STATED PROBLEM >> Output every line of the data exactly as it appears.

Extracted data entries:
>>>
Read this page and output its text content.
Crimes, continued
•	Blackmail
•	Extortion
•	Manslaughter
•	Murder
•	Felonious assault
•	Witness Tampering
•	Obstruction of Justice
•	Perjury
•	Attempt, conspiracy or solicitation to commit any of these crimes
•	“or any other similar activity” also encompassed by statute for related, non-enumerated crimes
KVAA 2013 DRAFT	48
<<<
WRITTEN SOLUTION >>
Read this page and output its text content.
Crimes, continued
•	Blackmail
•	Extortion
•	Manslaughter
•	Murder
•	Felonious assault
•	Witness Tampering
•	Obstruction of Justice
•	Perjury
•	Attempt, conspiracy or solicitation to commit any of these crimes
•	“or any other similar activity” also encompassed by statute for related, non-enumerated crimes
KVAA 2013 DRAFT	48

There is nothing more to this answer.